## [Task objective]
Locate each line below that includes "structure" and reproduce it.

## [Stored data]
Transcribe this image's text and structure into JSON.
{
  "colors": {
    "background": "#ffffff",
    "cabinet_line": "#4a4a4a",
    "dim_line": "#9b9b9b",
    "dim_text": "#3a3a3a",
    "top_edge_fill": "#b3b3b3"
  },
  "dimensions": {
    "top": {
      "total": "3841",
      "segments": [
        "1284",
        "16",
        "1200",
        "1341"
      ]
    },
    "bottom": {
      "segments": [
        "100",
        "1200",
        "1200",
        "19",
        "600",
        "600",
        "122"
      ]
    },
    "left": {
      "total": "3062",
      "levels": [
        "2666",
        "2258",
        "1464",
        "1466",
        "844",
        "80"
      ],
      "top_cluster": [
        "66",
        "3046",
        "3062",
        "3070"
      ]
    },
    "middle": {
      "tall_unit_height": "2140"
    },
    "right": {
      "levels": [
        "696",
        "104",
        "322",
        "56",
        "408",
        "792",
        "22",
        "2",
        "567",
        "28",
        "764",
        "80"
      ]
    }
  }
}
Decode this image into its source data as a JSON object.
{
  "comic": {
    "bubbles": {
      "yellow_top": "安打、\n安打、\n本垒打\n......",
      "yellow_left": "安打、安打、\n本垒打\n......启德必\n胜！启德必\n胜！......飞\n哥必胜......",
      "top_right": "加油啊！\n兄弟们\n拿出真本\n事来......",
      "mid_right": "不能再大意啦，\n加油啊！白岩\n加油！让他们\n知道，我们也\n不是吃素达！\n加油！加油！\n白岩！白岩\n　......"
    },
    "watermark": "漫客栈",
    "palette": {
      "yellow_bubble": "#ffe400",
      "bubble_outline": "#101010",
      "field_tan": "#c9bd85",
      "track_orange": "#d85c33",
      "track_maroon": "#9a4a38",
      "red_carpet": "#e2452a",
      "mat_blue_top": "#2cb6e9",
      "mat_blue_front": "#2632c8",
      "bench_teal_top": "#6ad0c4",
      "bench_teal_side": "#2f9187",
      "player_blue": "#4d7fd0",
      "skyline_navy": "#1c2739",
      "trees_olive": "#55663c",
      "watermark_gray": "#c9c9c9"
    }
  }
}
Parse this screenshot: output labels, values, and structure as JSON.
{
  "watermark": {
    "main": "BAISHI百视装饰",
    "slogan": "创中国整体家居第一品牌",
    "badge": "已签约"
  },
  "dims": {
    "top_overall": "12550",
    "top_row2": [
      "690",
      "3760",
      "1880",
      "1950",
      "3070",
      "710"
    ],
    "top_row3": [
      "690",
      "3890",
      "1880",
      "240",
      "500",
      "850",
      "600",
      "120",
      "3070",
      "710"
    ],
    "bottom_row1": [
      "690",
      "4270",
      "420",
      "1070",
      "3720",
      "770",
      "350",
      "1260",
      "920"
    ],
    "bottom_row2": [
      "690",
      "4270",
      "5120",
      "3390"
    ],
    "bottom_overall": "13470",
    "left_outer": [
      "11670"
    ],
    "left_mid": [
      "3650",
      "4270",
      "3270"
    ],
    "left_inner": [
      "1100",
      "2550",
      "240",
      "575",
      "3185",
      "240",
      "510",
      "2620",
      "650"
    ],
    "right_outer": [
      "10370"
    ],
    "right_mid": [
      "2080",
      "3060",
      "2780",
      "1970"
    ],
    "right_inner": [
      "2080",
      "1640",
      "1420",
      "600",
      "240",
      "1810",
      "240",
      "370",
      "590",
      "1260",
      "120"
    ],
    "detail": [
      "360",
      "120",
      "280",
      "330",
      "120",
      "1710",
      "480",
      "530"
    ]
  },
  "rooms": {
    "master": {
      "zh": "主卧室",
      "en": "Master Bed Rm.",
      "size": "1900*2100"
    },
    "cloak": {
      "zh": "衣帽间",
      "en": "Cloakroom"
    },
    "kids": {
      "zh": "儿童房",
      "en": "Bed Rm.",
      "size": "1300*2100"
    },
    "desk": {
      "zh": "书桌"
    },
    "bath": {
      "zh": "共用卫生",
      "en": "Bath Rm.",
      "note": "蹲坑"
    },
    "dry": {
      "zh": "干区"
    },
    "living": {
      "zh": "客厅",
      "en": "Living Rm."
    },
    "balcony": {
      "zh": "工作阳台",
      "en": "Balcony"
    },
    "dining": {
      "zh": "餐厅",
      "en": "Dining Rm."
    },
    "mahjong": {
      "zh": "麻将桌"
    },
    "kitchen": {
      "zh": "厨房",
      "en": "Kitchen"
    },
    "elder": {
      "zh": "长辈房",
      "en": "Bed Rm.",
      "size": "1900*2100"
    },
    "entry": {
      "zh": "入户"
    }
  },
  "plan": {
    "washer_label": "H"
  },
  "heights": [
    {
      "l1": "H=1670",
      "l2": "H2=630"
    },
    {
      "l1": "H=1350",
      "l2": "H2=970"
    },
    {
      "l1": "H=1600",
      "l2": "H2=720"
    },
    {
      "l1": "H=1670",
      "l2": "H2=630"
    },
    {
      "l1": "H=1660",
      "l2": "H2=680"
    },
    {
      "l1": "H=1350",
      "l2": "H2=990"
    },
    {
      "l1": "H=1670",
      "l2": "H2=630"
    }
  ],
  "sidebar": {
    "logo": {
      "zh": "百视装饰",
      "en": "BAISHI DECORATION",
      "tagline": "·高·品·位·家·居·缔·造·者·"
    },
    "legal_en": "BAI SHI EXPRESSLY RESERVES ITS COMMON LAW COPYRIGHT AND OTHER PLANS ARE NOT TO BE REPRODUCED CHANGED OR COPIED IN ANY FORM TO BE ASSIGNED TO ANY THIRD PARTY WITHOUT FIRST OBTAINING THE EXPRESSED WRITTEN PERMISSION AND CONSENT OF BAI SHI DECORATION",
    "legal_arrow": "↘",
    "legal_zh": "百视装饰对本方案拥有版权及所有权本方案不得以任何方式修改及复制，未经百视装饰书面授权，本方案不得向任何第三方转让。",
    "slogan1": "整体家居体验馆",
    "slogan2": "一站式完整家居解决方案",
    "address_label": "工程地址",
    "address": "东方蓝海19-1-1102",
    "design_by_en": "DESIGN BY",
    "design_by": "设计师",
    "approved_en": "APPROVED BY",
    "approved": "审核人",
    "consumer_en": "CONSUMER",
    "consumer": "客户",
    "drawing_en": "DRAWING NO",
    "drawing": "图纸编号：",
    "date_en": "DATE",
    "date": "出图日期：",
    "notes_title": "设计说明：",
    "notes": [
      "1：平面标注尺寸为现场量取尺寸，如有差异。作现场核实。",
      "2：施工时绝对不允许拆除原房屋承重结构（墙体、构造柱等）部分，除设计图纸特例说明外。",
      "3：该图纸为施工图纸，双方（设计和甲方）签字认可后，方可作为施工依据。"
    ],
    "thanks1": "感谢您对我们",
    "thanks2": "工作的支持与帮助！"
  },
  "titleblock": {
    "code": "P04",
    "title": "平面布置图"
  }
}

## [Result of the task]
Transcribe this image's text and structure into JSON.
Parse this screenshot: output labels, values, and structure as JSON.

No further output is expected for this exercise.